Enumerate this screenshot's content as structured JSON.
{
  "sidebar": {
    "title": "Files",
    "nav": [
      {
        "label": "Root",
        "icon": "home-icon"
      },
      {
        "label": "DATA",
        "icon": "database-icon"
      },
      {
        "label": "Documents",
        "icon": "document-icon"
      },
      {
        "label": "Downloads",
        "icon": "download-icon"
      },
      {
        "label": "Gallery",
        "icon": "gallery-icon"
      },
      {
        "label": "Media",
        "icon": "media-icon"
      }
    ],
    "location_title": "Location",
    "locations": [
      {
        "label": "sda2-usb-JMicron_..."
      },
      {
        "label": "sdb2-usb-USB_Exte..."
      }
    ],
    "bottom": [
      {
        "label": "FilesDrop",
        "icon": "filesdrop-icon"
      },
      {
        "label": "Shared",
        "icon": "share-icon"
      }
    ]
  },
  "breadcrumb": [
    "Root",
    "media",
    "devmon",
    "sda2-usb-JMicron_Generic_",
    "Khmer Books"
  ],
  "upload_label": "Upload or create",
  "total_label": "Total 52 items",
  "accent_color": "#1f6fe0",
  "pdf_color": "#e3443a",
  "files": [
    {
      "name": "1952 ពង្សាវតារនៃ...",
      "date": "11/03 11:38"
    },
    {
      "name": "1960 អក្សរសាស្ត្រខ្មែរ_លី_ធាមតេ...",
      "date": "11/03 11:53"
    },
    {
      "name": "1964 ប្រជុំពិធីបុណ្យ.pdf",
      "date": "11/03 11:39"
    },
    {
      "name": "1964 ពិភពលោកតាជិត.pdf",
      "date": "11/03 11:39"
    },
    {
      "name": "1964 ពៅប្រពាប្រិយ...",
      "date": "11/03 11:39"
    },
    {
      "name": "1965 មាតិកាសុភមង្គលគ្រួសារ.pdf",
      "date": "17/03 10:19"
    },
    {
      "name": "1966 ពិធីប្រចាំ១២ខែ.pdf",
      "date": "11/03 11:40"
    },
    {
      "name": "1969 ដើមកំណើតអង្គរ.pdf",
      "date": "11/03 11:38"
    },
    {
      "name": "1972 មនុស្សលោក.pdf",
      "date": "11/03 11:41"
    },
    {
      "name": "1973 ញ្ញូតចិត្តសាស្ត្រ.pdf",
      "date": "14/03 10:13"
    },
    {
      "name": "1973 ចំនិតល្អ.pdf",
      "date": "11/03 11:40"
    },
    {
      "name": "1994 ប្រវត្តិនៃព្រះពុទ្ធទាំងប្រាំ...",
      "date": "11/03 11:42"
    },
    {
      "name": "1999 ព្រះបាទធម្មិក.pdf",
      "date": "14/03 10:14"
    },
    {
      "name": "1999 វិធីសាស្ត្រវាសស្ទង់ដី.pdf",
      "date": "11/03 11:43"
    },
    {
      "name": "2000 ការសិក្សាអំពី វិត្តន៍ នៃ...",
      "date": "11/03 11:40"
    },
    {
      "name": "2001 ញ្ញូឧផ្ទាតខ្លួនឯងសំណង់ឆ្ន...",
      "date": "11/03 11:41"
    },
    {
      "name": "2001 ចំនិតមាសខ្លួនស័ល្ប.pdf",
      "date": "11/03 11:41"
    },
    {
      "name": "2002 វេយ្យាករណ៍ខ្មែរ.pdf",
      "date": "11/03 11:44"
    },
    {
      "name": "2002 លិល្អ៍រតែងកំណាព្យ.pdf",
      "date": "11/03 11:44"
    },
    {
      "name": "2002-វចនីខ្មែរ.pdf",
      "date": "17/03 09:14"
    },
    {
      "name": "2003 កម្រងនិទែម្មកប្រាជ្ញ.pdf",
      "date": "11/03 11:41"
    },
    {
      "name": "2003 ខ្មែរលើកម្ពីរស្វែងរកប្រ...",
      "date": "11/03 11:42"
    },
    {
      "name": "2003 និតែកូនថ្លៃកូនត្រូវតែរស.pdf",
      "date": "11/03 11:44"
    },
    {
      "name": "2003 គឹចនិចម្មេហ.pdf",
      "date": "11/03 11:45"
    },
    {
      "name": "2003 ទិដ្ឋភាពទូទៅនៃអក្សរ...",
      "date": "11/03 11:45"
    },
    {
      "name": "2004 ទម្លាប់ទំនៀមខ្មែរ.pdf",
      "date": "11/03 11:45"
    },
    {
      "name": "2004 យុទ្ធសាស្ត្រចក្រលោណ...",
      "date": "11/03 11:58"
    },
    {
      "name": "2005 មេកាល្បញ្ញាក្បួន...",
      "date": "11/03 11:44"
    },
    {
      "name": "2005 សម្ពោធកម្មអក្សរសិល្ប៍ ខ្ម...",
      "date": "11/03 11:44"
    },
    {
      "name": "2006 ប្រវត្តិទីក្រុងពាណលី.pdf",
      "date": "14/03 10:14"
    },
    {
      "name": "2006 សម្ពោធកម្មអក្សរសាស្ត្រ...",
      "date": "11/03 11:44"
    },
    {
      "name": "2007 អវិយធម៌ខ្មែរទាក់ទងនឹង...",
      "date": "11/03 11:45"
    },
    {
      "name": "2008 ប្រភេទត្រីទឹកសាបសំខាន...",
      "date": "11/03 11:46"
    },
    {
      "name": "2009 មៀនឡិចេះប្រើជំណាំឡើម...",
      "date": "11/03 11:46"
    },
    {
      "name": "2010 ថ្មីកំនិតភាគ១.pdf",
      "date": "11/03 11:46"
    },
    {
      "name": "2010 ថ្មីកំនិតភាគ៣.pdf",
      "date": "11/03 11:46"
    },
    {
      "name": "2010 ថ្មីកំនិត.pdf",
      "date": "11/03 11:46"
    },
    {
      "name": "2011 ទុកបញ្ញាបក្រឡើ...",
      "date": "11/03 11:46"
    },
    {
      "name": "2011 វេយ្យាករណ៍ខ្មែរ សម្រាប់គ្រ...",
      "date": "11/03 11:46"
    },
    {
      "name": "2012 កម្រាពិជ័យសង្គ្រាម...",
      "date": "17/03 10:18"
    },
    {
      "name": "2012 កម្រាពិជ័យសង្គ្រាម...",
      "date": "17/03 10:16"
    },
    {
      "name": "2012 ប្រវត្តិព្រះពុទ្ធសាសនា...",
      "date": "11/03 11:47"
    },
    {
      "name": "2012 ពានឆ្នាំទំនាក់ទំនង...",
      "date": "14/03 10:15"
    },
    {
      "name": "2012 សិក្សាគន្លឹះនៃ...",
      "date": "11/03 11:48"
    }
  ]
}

*Directive*
Return all of the entries word for word.

*Final result*
Enumerate this screenshot's content as structured JSON.
{
  "sidebar": {
    "title": "Files",
    "nav": [
      {
        "label": "Root",
        "icon": "home-icon"
      },
      {
        "label": "DATA",
        "icon": "database-icon"
      },
      {
        "label": "Documents",
        "icon": "document-icon"
      },
      {
        "label": "Downloads",
        "icon": "download-icon"
      },
      {
        "label": "Gallery",
        "icon": "gallery-icon"
      },
      {
        "label": "Media",
        "icon": "media-icon"
      }
    ],
    "location_title": "Location",
    "locations": [
      {
        "label": "sda2-usb-JMicron_..."
      },
      {
        "label": "sdb2-usb-USB_Exte..."
      }
    ],
    "bottom": [
      {
        "label": "FilesDrop",
        "icon": "filesdrop-icon"
      },
      {
        "label": "Shared",
        "icon": "share-icon"
      }
    ]
  },
  "breadcrumb": [
    "Root",
    "media",
    "devmon",
    "sda2-usb-JMicron_Generic_",
    "Khmer Books"
  ],
  "upload_label": "Upload or create",
  "total_label": "Total 52 items",
  "accent_color": "#1f6fe0",
  "pdf_color": "#e3443a",
  "files": [
    {
      "name": "1952 ពង្សាវតារនៃ...",
      "date": "11/03 11:38"
    },
    {
      "name": "1960 អក្សរសាស្ត្រខ្មែរ_លី_ធាមតេ...",
      "date": "11/03 11:53"
    },
    {
      "name": "1964 ប្រជុំពិធីបុណ្យ.pdf",
      "date": "11/03 11:39"
    },
    {
      "name": "1964 ពិភពលោកតាជិត.pdf",
      "date": "11/03 11:39"
    },
    {
      "name": "1964 ពៅប្រពាប្រិយ...",
      "date": "11/03 11:39"
    },
    {
      "name": "1965 មាតិកាសុភមង្គលគ្រួសារ.pdf",
      "date": "17/03 10:19"
    },
    {
      "name": "1966 ពិធីប្រចាំ១២ខែ.pdf",
      "date": "11/03 11:40"
    },
    {
      "name": "1969 ដើមកំណើតអង្គរ.pdf",
      "date": "11/03 11:38"
    },
    {
      "name": "1972 មនុស្សលោក.pdf",
      "date": "11/03 11:41"
    },
    {
      "name": "1973 ញ្ញូតចិត្តសាស្ត្រ.pdf",
      "date": "14/03 10:13"
    },
    {
      "name": "1973 ចំនិតល្អ.pdf",
      "date": "11/03 11:40"
    },
    {
      "name": "1994 ប្រវត្តិនៃព្រះពុទ្ធទាំងប្រាំ...",
      "date": "11/03 11:42"
    },
    {
      "name": "1999 ព្រះបាទធម្មិក.pdf",
      "date": "14/03 10:14"
    },
    {
      "name": "1999 វិធីសាស្ត្រវាសស្ទង់ដី.pdf",
      "date": "11/03 11:43"
    },
    {
      "name": "2000 ការសិក្សាអំពី វិត្តន៍ នៃ...",
      "date": "11/03 11:40"
    },
    {
      "name": "2001 ញ្ញូឧផ្ទាតខ្លួនឯងសំណង់ឆ្ន...",
      "date": "11/03 11:41"
    },
    {
      "name": "2001 ចំនិតមាសខ្លួនស័ល្ប.pdf",
      "date": "11/03 11:41"
    },
    {
      "name": "2002 វេយ្យាករណ៍ខ្មែរ.pdf",
      "date": "11/03 11:44"
    },
    {
      "name": "2002 លិល្អ៍រតែងកំណាព្យ.pdf",
      "date": "11/03 11:44"
    },
    {
      "name": "2002-វចនីខ្មែរ.pdf",
      "date": "17/03 09:14"
    },
    {
      "name": "2003 កម្រងនិទែម្មកប្រាជ្ញ.pdf",
      "date": "11/03 11:41"
    },
    {
      "name": "2003 ខ្មែរលើកម្ពីរស្វែងរកប្រ...",
      "date": "11/03 11:42"
    },
    {
      "name": "2003 និតែកូនថ្លៃកូនត្រូវតែរស.pdf",
      "date": "11/03 11:44"
    },
    {
      "name": "2003 គឹចនិចម្មេហ.pdf",
      "date": "11/03 11:45"
    },
    {
      "name": "2003 ទិដ្ឋភាពទូទៅនៃអក្សរ...",
      "date": "11/03 11:45"
    },
    {
      "name": "2004 ទម្លាប់ទំនៀមខ្មែរ.pdf",
      "date": "11/03 11:45"
    },
    {
      "name": "2004 យុទ្ធសាស្ត្រចក្រលោណ...",
      "date": "11/03 11:58"
    },
    {
      "name": "2005 មេកាល្បញ្ញាក្បួន...",
      "date": "11/03 11:44"
    },
    {
      "name": "2005 សម្ពោធកម្មអក្សរសិល្ប៍ ខ្ម...",
      "date": "11/03 11:44"
    },
    {
      "name": "2006 ប្រវត្តិទីក្រុងពាណលី.pdf",
      "date": "14/03 10:14"
    },
    {
      "name": "2006 សម្ពោធកម្មអក្សរសាស្ត្រ...",
      "date": "11/03 11:44"
    },
    {
      "name": "2007 អវិយធម៌ខ្មែរទាក់ទងនឹង...",
      "date": "11/03 11:45"
    },
    {
      "name": "2008 ប្រភេទត្រីទឹកសាបសំខាន...",
      "date": "11/03 11:46"
    },
    {
      "name": "2009 មៀនឡិចេះប្រើជំណាំឡើម...",
      "date": "11/03 11:46"
    },
    {
      "name": "2010 ថ្មីកំនិតភាគ១.pdf",
      "date": "11/03 11:46"
    },
    {
      "name": "2010 ថ្មីកំនិតភាគ៣.pdf",
      "date": "11/03 11:46"
    },
    {
      "name": "2010 ថ្មីកំនិត.pdf",
      "date": "11/03 11:46"
    },
    {
      "name": "2011 ទុកបញ្ញាបក្រឡើ...",
      "date": "11/03 11:46"
    },
    {
      "name": "2011 វេយ្យាករណ៍ខ្មែរ សម្រាប់គ្រ...",
      "date": "11/03 11:46"
    },
    {
      "name": "2012 កម្រាពិជ័យសង្គ្រាម...",
      "date": "17/03 10:18"
    },
    {
      "name": "2012 កម្រាពិជ័យសង្គ្រាម...",
      "date": "17/03 10:16"
    },
    {
      "name": "2012 ប្រវត្តិព្រះពុទ្ធសាសនា...",
      "date": "11/03 11:47"
    },
    {
      "name": "2012 ពានឆ្នាំទំនាក់ទំនង...",
      "date": "14/03 10:15"
    },
    {
      "name": "2012 សិក្សាគន្លឹះនៃ...",
      "date": "11/03 11:48"
    }
  ]
}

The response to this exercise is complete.